_SOURCE DATA_
— Begin —
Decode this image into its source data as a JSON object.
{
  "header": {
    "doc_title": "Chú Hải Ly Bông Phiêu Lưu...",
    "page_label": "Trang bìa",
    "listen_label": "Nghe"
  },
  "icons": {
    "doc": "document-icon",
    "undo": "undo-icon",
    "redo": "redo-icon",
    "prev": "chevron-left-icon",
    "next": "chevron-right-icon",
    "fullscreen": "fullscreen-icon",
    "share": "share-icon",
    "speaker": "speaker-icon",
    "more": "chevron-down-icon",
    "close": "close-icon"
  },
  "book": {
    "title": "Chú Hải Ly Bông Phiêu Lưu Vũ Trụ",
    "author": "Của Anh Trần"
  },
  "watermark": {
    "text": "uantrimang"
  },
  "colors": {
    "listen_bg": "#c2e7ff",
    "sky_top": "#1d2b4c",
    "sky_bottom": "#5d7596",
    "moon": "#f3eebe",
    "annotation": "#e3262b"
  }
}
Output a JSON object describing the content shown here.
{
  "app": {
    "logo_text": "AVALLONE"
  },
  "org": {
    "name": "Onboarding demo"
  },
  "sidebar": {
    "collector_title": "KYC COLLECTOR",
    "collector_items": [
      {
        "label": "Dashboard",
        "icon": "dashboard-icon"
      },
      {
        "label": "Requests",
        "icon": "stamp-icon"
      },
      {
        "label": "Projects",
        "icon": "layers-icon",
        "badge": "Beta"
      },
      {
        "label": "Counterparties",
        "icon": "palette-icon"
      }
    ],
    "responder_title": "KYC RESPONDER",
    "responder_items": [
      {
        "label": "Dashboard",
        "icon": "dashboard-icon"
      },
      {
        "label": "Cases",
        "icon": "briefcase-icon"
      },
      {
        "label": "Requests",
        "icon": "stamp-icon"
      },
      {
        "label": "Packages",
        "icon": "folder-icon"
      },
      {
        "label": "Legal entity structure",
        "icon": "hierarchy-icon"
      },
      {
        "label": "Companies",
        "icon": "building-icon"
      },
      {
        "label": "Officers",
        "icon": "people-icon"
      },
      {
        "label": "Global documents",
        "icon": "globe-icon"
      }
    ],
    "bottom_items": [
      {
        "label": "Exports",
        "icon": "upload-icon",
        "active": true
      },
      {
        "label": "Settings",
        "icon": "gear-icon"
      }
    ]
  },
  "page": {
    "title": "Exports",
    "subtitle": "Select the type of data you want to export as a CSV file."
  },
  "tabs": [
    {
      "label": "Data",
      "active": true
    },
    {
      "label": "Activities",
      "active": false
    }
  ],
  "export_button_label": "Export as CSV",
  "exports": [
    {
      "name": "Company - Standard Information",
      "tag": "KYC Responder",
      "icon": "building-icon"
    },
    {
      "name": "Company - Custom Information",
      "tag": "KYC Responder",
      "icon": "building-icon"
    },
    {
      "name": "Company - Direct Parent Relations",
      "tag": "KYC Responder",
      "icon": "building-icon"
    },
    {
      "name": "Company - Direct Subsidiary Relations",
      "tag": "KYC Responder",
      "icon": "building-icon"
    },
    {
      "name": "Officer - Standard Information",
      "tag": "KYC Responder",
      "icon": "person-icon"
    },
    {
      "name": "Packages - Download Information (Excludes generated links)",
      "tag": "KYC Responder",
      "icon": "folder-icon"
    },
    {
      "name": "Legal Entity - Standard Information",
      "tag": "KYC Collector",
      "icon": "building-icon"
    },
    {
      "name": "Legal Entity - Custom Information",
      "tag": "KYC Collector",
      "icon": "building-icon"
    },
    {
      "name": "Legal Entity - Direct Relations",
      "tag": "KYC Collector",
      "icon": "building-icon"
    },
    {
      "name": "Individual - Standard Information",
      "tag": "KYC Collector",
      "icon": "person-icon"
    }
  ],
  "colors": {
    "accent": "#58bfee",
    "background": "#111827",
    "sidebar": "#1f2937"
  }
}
— End —
_TASK STATEMENT_
Repeat the material above exactly.

_REPLY_
Decode this image into its source data as a JSON object.
{
  "header": {
    "doc_title": "Chú Hải Ly Bông Phiêu Lưu...",
    "page_label": "Trang bìa",
    "listen_label": "Nghe"
  },
  "icons": {
    "doc": "document-icon",
    "undo": "undo-icon",
    "redo": "redo-icon",
    "prev": "chevron-left-icon",
    "next": "chevron-right-icon",
    "fullscreen": "fullscreen-icon",
    "share": "share-icon",
    "speaker": "speaker-icon",
    "more": "chevron-down-icon",
    "close": "close-icon"
  },
  "book": {
    "title": "Chú Hải Ly Bông Phiêu Lưu Vũ Trụ",
    "author": "Của Anh Trần"
  },
  "watermark": {
    "text": "uantrimang"
  },
  "colors": {
    "listen_bg": "#c2e7ff",
    "sky_top": "#1d2b4c",
    "sky_bottom": "#5d7596",
    "moon": "#f3eebe",
    "annotation": "#e3262b"
  }
}
Output a JSON object describing the content shown here.
{
  "app": {
    "logo_text": "AVALLONE"
  },
  "org": {
    "name": "Onboarding demo"
  },
  "sidebar": {
    "collector_title": "KYC COLLECTOR",
    "collector_items": [
      {
        "label": "Dashboard",
        "icon": "dashboard-icon"
      },
      {
        "label": "Requests",
        "icon": "stamp-icon"
      },
      {
        "label": "Projects",
        "icon": "layers-icon",
        "badge": "Beta"
      },
      {
        "label": "Counterparties",
        "icon": "palette-icon"
      }
    ],
    "responder_title": "KYC RESPONDER",
    "responder_items": [
      {
        "label": "Dashboard",
        "icon": "dashboard-icon"
      },
      {
        "label": "Cases",
        "icon": "briefcase-icon"
      },
      {
        "label": "Requests",
        "icon": "stamp-icon"
      },
      {
        "label": "Packages",
        "icon": "folder-icon"
      },
      {
        "label": "Legal entity structure",
        "icon": "hierarchy-icon"
      },
      {
        "label": "Companies",
        "icon": "building-icon"
      },
      {
        "label": "Officers",
        "icon": "people-icon"
      },
      {
        "label": "Global documents",
        "icon": "globe-icon"
      }
    ],
    "bottom_items": [
      {
        "label": "Exports",
        "icon": "upload-icon",
        "active": true
      },
      {
        "label": "Settings",
        "icon": "gear-icon"
      }
    ]
  },
  "page": {
    "title": "Exports",
    "subtitle": "Select the type of data you want to export as a CSV file."
  },
  "tabs": [
    {
      "label": "Data",
      "active": true
    },
    {
      "label": "Activities",
      "active": false
    }
  ],
  "export_button_label": "Export as CSV",
  "exports": [
    {
      "name": "Company - Standard Information",
      "tag": "KYC Responder",
      "icon": "building-icon"
    },
    {
      "name": "Company - Custom Information",
      "tag": "KYC Responder",
      "icon": "building-icon"
    },
    {
      "name": "Company - Direct Parent Relations",
      "tag": "KYC Responder",
      "icon": "building-icon"
    },
    {
      "name": "Company - Direct Subsidiary Relations",
      "tag": "KYC Responder",
      "icon": "building-icon"
    },
    {
      "name": "Officer - Standard Information",
      "tag": "KYC Responder",
      "icon": "person-icon"
    },
    {
      "name": "Packages - Download Information (Excludes generated links)",
      "tag": "KYC Responder",
      "icon": "folder-icon"
    },
    {
      "name": "Legal Entity - Standard Information",
      "tag": "KYC Collector",
      "icon": "building-icon"
    },
    {
      "name": "Legal Entity - Custom Information",
      "tag": "KYC Collector",
      "icon": "building-icon"
    },
    {
      "name": "Legal Entity - Direct Relations",
      "tag": "KYC Collector",
      "icon": "building-icon"
    },
    {
      "name": "Individual - Standard Information",
      "tag": "KYC Collector",
      "icon": "person-icon"
    }
  ],
  "colors": {
    "accent": "#58bfee",
    "background": "#111827",
    "sidebar": "#1f2937"
  }
}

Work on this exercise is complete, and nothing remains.